Stated problem:
In the sundial calculations text, which date is left off the analemmic gnomon? Please answer in a few words.

Quoted passage:
==*==
- SUNDIAL CALCULATIONS -

Sunrise, Sunset... 8.4k


  • Averaging Data for the Sun's Position
  • Selecting the Observer's Position
  • Analemmic Gnomon Design
  • Determining Angle ai, and xi
  • Determining Angle bi, and yi
  • Compensating for the Perceived Edge of Shadow.
  • Ephemeris Data and Date Coordinates.

    Averaging Data for the Sun's Position-

          When designing this sundial, I wanted to pick 365 data points to construct the analemmic gnomon that indicate dates as accurately as possible every day each year during the four year leap year cycle. Because February 29th only occurs on leap year I chose to not try to include it on the gnomon. Since there is no February 29th on the gnomon, the sundial's greatest date inaccuracy would be during a leap year on February 29, when the gnomon would be 1/2 day "slow" (indicating February 28th) until noon, and 1/2 day "fast" (indicating March 1st) for the remainder of the day. Because there are actually 365.25 days in the year, each of the gnomon's 365 days will thus be revealed by the sun 1/4 day later each year until the four-year leap year cycle is completed.

          To derive these 365 average data or date points for the gnomon, I used the Ephemeris report data for the position of the sun as observed at noon from a fixed reference point on Earth from the dates March 1, 1997 through February 28, 1999.
==*==
Part of a data file:
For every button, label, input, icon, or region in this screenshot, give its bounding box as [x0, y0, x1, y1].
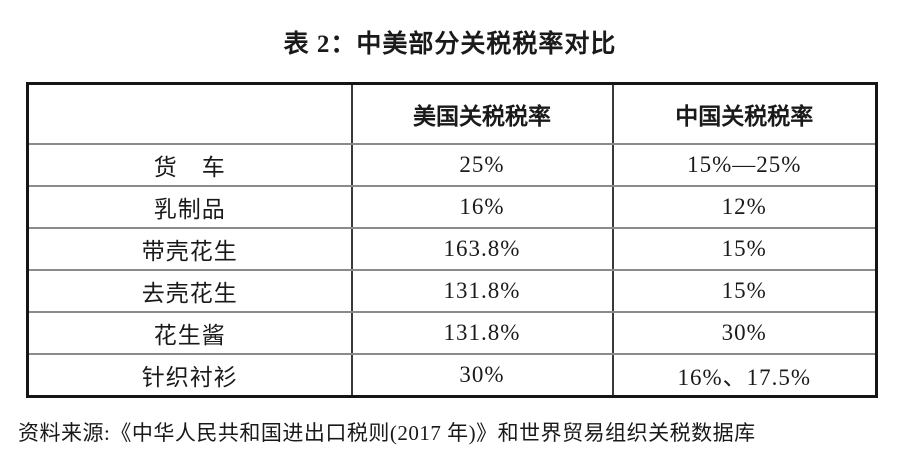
- us-tariff-cell: 16%: [350, 185, 614, 229]
- header-cell-us-tariff: 美国关税税率: [350, 83, 614, 145]
- us-tariff-cell: 163.8%: [350, 227, 614, 271]
- source-note: 资料来源:《中华人民共和国进出口税则(2017 年)》和世界贸易组织关税数据库: [18, 421, 756, 445]
- table-row: 货 车 25% 15%—25%: [27, 143, 877, 187]
- header-cell-item: [27, 83, 353, 145]
- us-tariff-cell: 131.8%: [350, 269, 614, 313]
- cn-tariff-cell: 15%: [611, 227, 877, 271]
- cn-tariff-cell: 12%: [611, 185, 877, 229]
- us-tariff-cell: 25%: [350, 143, 614, 187]
- item-cell: 针织衬衫: [27, 353, 353, 397]
- cn-tariff-cell: 30%: [611, 311, 877, 355]
- item-cell: 货 车: [27, 143, 353, 187]
- tariff-comparison-table: 美国关税税率 中国关税税率 货 车 25% 15%—25% 乳制品 16% 12…: [26, 82, 878, 398]
- table-row: 花生酱 131.8% 30%: [27, 311, 877, 355]
- header-cell-cn-tariff: 中国关税税率: [611, 83, 877, 145]
- table-row: 去壳花生 131.8% 15%: [27, 269, 877, 313]
- cn-tariff-cell: 15%: [611, 269, 877, 313]
- us-tariff-cell: 30%: [350, 353, 614, 397]
- item-cell: 去壳花生: [27, 269, 353, 313]
- table-row: 针织衬衫 30% 16%、17.5%: [27, 353, 877, 397]
- item-cell: 乳制品: [27, 185, 353, 229]
- table-row: 乳制品 16% 12%: [27, 185, 877, 229]
- item-cell: 带壳花生: [27, 227, 353, 271]
- table-header-row: 美国关税税率 中国关税税率: [27, 83, 877, 145]
- cn-tariff-cell: 15%—25%: [611, 143, 877, 187]
- us-tariff-cell: 131.8%: [350, 311, 614, 355]
- item-cell: 花生酱: [27, 311, 353, 355]
- table-title: 表 2：中美部分关税税率对比: [283, 31, 617, 58]
- table-row: 带壳花生 163.8% 15%: [27, 227, 877, 271]
- cn-tariff-cell: 16%、17.5%: [611, 353, 877, 397]
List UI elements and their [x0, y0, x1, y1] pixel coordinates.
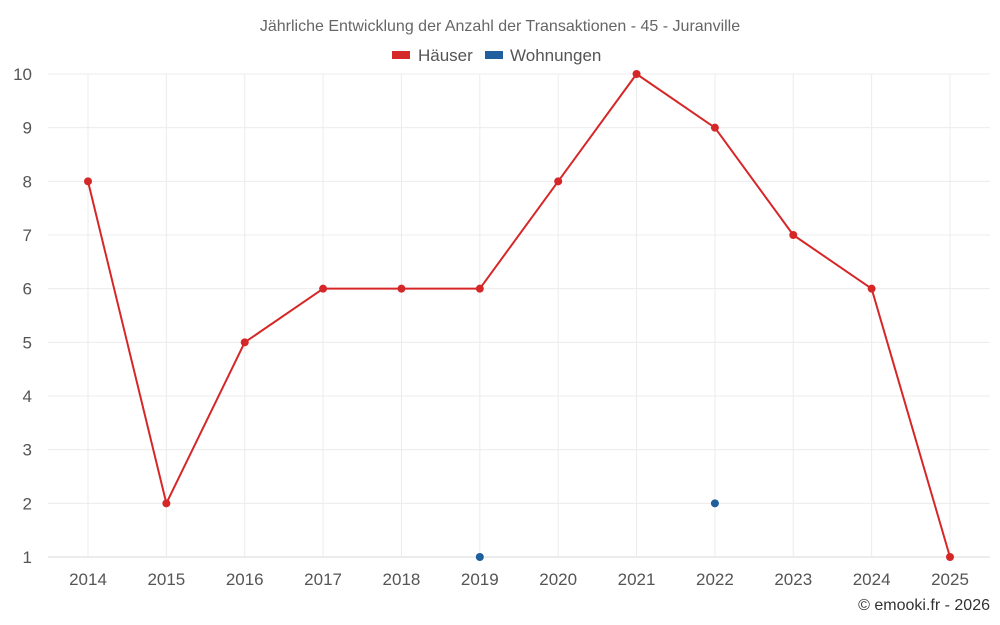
- data-point-hauser-2017[interactable]: [319, 284, 328, 293]
- y-tick-label-9: 9: [23, 119, 32, 138]
- y-axis-ticks: 1 2 3 4 5 6 7 8 9 10: [13, 65, 32, 567]
- x-tick-label-2024: 2024: [853, 570, 891, 589]
- data-point-hauser-2015[interactable]: [162, 499, 171, 508]
- data-point-hauser-2021[interactable]: [632, 70, 641, 78]
- data-point-hauser-2025[interactable]: [946, 553, 954, 561]
- chart-title: Jährliche Entwicklung der Anzahl der Tra…: [260, 18, 740, 35]
- x-tick-label-2017: 2017: [304, 570, 342, 589]
- legend-swatch-wohnungen: [485, 51, 503, 59]
- y-tick-label-3: 3: [23, 441, 32, 460]
- y-tick-label-2: 2: [23, 494, 32, 513]
- series-line-hauser: [87, 73, 951, 558]
- data-point-hauser-2014[interactable]: [84, 177, 92, 186]
- y-tick-label-1: 1: [23, 548, 32, 567]
- data-point-hauser-2023[interactable]: [789, 231, 798, 239]
- x-tick-label-2023: 2023: [774, 570, 812, 589]
- credit-text: © emooki.fr - 2026: [858, 597, 990, 614]
- x-axis-ticks: 2014 2015 2016 2017 2018 2019 2020 2021 2022 2023…: [69, 570, 969, 589]
- data-point-wohnungen-2019[interactable]: [475, 553, 484, 561]
- x-tick-label-2021: 2021: [618, 570, 656, 589]
- legend: Häuser Wohnungen: [392, 46, 601, 65]
- series-layer: [84, 70, 954, 561]
- data-point-hauser-2019[interactable]: [475, 284, 484, 293]
- x-tick-label-2020: 2020: [539, 570, 577, 589]
- data-point-wohnungen-2022[interactable]: [710, 499, 719, 508]
- legend-item-wohnungen[interactable]: Wohnungen: [485, 46, 601, 65]
- x-tick-label-2014: 2014: [69, 570, 107, 589]
- legend-label-hauser: Häuser: [418, 46, 473, 65]
- x-tick-label-2018: 2018: [383, 570, 421, 589]
- data-point-hauser-2020[interactable]: [554, 177, 563, 186]
- legend-label-wohnungen: Wohnungen: [510, 46, 601, 65]
- x-tick-label-2025: 2025: [931, 570, 969, 589]
- legend-swatch-hauser: [392, 51, 410, 59]
- grid: [48, 73, 990, 558]
- x-tick-label-2022: 2022: [696, 570, 734, 589]
- data-point-hauser-2022[interactable]: [710, 123, 719, 132]
- y-tick-label-7: 7: [23, 226, 32, 245]
- x-tick-label-2019: 2019: [461, 570, 499, 589]
- x-tick-label-2016: 2016: [226, 570, 264, 589]
- x-tick-label-2015: 2015: [147, 570, 185, 589]
- y-tick-label-6: 6: [23, 280, 32, 299]
- y-tick-label-5: 5: [23, 333, 32, 352]
- y-tick-label-4: 4: [23, 387, 32, 406]
- data-point-hauser-2024[interactable]: [867, 284, 876, 293]
- y-tick-label-8: 8: [23, 172, 32, 191]
- y-tick-label-10: 10: [13, 65, 32, 84]
- data-point-hauser-2018[interactable]: [397, 284, 406, 293]
- legend-item-hauser[interactable]: Häuser: [392, 46, 473, 65]
- data-point-hauser-2016[interactable]: [240, 338, 249, 347]
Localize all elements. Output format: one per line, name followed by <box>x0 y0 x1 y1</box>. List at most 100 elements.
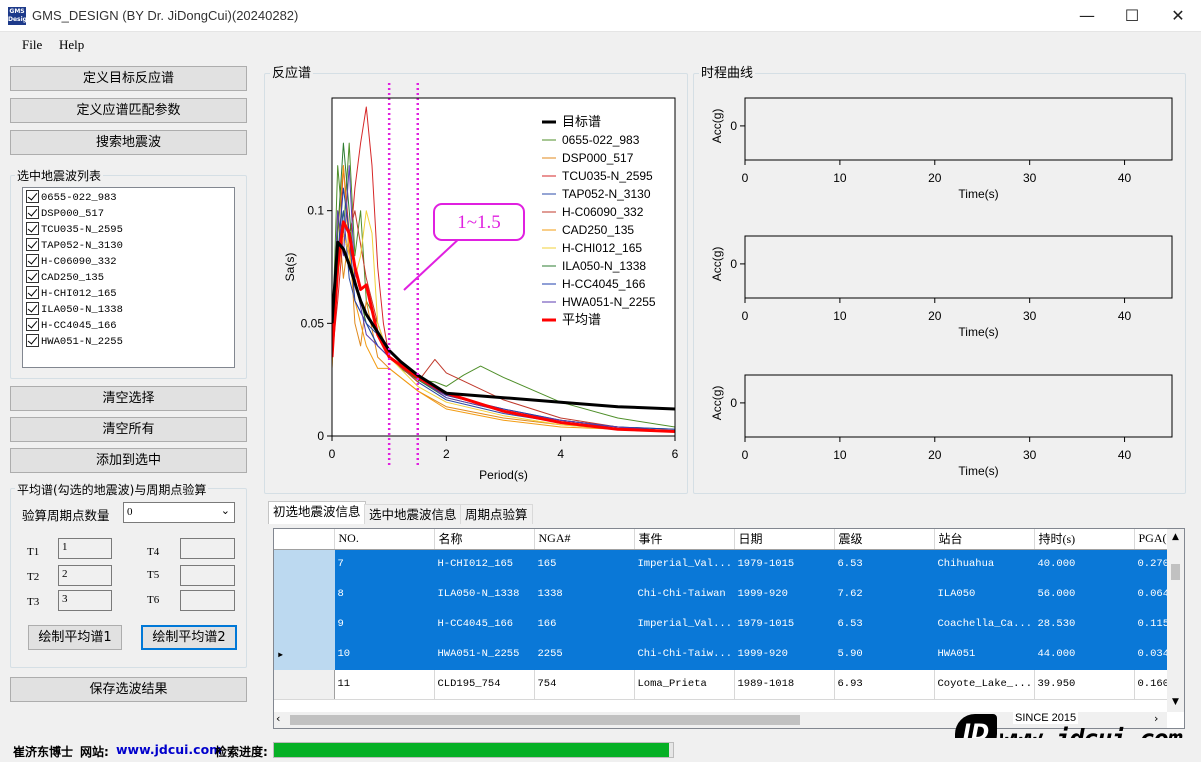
checkbox-checked-icon[interactable] <box>26 334 39 347</box>
menu-help[interactable]: Help <box>59 37 85 52</box>
table-cell[interactable]: Imperial_Val... <box>634 609 735 640</box>
table-cell[interactable]: 28.530 <box>1034 609 1135 640</box>
table-cell[interactable]: 1989-1018 <box>734 669 835 700</box>
scroll-right-icon[interactable]: › <box>1154 712 1159 725</box>
column-header[interactable]: 名称 <box>434 529 535 550</box>
plot-average-1-button[interactable]: 绘制平均谱1 <box>28 625 122 650</box>
scroll-up-icon[interactable]: ▲ <box>1172 532 1179 542</box>
table-cell[interactable]: Chihuahua <box>934 549 1035 580</box>
search-waves-button[interactable]: 搜索地震波 <box>10 130 247 155</box>
table-cell[interactable]: 166 <box>534 609 635 640</box>
column-header[interactable]: NGA# <box>534 529 635 550</box>
checkbox-checked-icon[interactable] <box>26 318 39 331</box>
table-cell[interactable]: 1979-1015 <box>734 609 835 640</box>
add-to-selected-button[interactable]: 添加到选中 <box>10 448 247 473</box>
checkbox-checked-icon[interactable] <box>26 238 39 251</box>
wave-list-item[interactable]: HWA051-N_2255 <box>26 334 123 350</box>
row-header[interactable] <box>274 669 335 700</box>
table-cell[interactable]: 6.53 <box>834 549 935 580</box>
table-cell[interactable]: HWA051-N_2255 <box>434 639 535 670</box>
selected-waves-list[interactable]: 0655-022_983 DSP000_517 TCU035-N_2595 TAP05… <box>22 187 235 368</box>
t1-field[interactable]: 1 <box>58 538 112 559</box>
column-header[interactable]: 震级 <box>834 529 935 550</box>
table-cell[interactable]: 11 <box>334 669 435 700</box>
checkbox-checked-icon[interactable] <box>26 190 39 203</box>
table-cell[interactable]: 1999-920 <box>734 639 835 670</box>
table-cell[interactable]: 754 <box>534 669 635 700</box>
column-header[interactable]: NO. <box>334 529 435 550</box>
table-cell[interactable]: Imperial_Val... <box>634 549 735 580</box>
wave-list-item[interactable]: H-CC4045_166 <box>26 318 117 334</box>
wave-list-item[interactable]: ILA050-N_1338 <box>26 302 123 318</box>
table-cell[interactable]: 2255 <box>534 639 635 670</box>
tab-selected-waves[interactable]: 选中地震波信息 <box>364 504 462 524</box>
t3-field[interactable]: 3 <box>58 590 112 611</box>
table-cell[interactable]: Chi-Chi-Taiw... <box>634 639 735 670</box>
table-cell[interactable]: HWA051 <box>934 639 1035 670</box>
table-cell[interactable]: 1979-1015 <box>734 549 835 580</box>
vertical-scroll-thumb[interactable] <box>1171 564 1180 580</box>
horizontal-scrollbar[interactable]: ‹ › <box>274 712 1167 728</box>
table-cell[interactable]: 56.000 <box>1034 579 1135 610</box>
t6-field[interactable] <box>180 590 235 611</box>
row-header[interactable] <box>274 609 335 640</box>
website-link[interactable]: www.jdcui.com <box>116 742 223 757</box>
table-cell[interactable]: 5.90 <box>834 639 935 670</box>
checkbox-checked-icon[interactable] <box>26 254 39 267</box>
clear-selection-button[interactable]: 清空选择 <box>10 386 247 411</box>
table-cell[interactable]: 1999-920 <box>734 579 835 610</box>
column-header[interactable]: 站台 <box>934 529 1035 550</box>
table-cell[interactable]: Coyote_Lake_... <box>934 669 1035 700</box>
plot-average-2-button[interactable]: 绘制平均谱2 <box>141 625 237 650</box>
clear-all-button[interactable]: 清空所有 <box>10 417 247 442</box>
row-header[interactable] <box>274 579 335 610</box>
t2-field[interactable]: 2 <box>58 565 112 586</box>
maximize-button[interactable]: ☐ <box>1124 6 1140 25</box>
table-cell[interactable]: 10 <box>334 639 435 670</box>
vertical-scrollbar[interactable]: ▲ ▼ <box>1167 529 1184 712</box>
wave-list-item[interactable]: CAD250_135 <box>26 270 104 286</box>
wave-list-item[interactable]: 0655-022_983 <box>26 190 117 206</box>
table-row[interactable]: 7 H-CHI012_165 165 Imperial_Val... 1979-1015… <box>274 549 1175 580</box>
column-header[interactable]: 事件 <box>634 529 735 550</box>
table-cell[interactable]: ILA050 <box>934 579 1035 610</box>
table-cell[interactable]: 44.000 <box>1034 639 1135 670</box>
scroll-down-icon[interactable]: ▼ <box>1172 697 1179 707</box>
column-header[interactable]: 日期 <box>734 529 835 550</box>
table-cell[interactable]: 39.950 <box>1034 669 1135 700</box>
table-cell[interactable]: H-CC4045_166 <box>434 609 535 640</box>
checkbox-checked-icon[interactable] <box>26 270 39 283</box>
table-row[interactable]: 11 CLD195_754 754 Loma_Prieta 1989-1018 6.93 C… <box>274 669 1175 700</box>
save-results-button[interactable]: 保存选波结果 <box>10 677 247 702</box>
column-header[interactable]: PGA( <box>1134 529 1175 550</box>
close-button[interactable]: ✕ <box>1171 6 1185 25</box>
menu-file[interactable]: File <box>22 37 43 52</box>
scroll-left-icon[interactable]: ‹ <box>276 712 281 725</box>
table-cell[interactable]: 6.53 <box>834 609 935 640</box>
waves-table[interactable]: NO. 名称 NGA# 事件 日期 震级 站台 持时(s) PGA( 7 H-CHI012_165… <box>273 528 1185 729</box>
row-header[interactable] <box>274 549 335 580</box>
table-cell[interactable]: 40.000 <box>1034 549 1135 580</box>
t5-field[interactable] <box>180 565 235 586</box>
table-row[interactable]: 8 ILA050-N_1338 1338 Chi-Chi-Taiwan 1999-920… <box>274 579 1175 610</box>
table-cell[interactable]: Chi-Chi-Taiwan <box>634 579 735 610</box>
table-cell[interactable]: H-CHI012_165 <box>434 549 535 580</box>
checkbox-checked-icon[interactable] <box>26 222 39 235</box>
period-count-select[interactable]: 0 ⌄ <box>123 502 235 523</box>
column-header[interactable]: 持时(s) <box>1034 529 1135 550</box>
horizontal-scroll-thumb[interactable] <box>290 715 800 725</box>
table-row[interactable]: ▸ 10 HWA051-N_2255 2255 Chi-Chi-Taiw... 1999-… <box>274 639 1175 670</box>
table-row[interactable]: 9 H-CC4045_166 166 Imperial_Val... 1979-1015… <box>274 609 1175 640</box>
tab-period-check[interactable]: 周期点验算 <box>460 504 533 524</box>
table-cell[interactable]: 7 <box>334 549 435 580</box>
wave-list-item[interactable]: TCU035-N_2595 <box>26 222 123 238</box>
checkbox-checked-icon[interactable] <box>26 286 39 299</box>
minimize-button[interactable]: — <box>1079 6 1095 25</box>
wave-list-item[interactable]: TAP052-N_3130 <box>26 238 123 254</box>
table-cell[interactable]: Coachella_Ca... <box>934 609 1035 640</box>
define-target-spectrum-button[interactable]: 定义目标反应谱 <box>10 66 247 91</box>
checkbox-checked-icon[interactable] <box>26 302 39 315</box>
row-header[interactable]: ▸ <box>274 639 335 670</box>
define-matching-params-button[interactable]: 定义应谱匹配参数 <box>10 98 247 123</box>
table-cell[interactable]: CLD195_754 <box>434 669 535 700</box>
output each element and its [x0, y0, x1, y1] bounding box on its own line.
==*==
Output of the exercise:
February 29th.